Data entries:

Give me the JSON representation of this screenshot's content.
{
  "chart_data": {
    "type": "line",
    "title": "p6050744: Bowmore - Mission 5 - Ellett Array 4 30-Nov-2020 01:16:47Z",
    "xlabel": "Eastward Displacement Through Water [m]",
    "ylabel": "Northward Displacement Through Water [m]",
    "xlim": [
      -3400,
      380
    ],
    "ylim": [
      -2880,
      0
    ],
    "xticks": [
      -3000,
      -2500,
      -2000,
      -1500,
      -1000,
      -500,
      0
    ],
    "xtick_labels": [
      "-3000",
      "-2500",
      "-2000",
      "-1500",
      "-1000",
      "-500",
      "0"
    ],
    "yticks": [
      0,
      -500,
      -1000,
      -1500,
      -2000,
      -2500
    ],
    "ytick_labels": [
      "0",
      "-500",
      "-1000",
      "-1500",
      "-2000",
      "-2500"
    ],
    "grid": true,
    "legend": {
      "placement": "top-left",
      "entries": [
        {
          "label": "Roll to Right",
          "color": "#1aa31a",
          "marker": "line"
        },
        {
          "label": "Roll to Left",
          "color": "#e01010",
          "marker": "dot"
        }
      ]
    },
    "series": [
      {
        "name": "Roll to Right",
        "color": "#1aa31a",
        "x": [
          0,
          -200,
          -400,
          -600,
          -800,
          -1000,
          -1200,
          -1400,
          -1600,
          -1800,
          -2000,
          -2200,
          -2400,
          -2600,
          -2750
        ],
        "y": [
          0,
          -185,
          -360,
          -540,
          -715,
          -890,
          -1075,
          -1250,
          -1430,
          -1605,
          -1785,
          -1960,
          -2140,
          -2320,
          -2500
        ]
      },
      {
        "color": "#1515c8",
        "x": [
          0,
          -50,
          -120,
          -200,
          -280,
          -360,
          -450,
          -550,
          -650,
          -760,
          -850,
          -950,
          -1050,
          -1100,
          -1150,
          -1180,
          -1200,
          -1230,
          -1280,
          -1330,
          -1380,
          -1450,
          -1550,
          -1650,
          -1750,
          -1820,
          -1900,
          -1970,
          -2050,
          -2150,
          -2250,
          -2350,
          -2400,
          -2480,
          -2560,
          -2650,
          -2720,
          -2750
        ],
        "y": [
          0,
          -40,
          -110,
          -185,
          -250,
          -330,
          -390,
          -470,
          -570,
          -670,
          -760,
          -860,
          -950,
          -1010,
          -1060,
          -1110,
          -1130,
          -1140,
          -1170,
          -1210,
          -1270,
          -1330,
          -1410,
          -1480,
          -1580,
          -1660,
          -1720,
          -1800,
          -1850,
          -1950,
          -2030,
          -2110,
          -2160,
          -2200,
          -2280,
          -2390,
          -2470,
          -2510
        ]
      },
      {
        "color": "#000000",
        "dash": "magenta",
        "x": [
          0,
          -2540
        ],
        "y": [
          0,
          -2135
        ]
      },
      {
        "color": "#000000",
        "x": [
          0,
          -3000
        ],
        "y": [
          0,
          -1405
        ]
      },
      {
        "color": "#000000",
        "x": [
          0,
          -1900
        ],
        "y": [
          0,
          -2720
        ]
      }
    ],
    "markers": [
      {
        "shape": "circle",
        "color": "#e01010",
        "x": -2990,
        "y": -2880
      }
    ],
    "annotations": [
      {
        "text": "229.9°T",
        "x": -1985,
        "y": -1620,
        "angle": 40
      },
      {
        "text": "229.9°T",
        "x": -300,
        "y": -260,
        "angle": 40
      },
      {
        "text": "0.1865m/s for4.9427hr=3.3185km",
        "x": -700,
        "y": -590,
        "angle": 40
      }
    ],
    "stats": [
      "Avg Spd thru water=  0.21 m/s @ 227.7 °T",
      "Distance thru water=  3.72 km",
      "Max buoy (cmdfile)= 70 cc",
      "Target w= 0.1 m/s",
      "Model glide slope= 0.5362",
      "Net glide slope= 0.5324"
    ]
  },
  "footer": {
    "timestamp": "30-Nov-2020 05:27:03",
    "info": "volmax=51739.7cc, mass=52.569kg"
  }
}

• [Task to carry out]: How many of the lines above include the word "color"? Respond with the number alone.

• [Task solution]: 8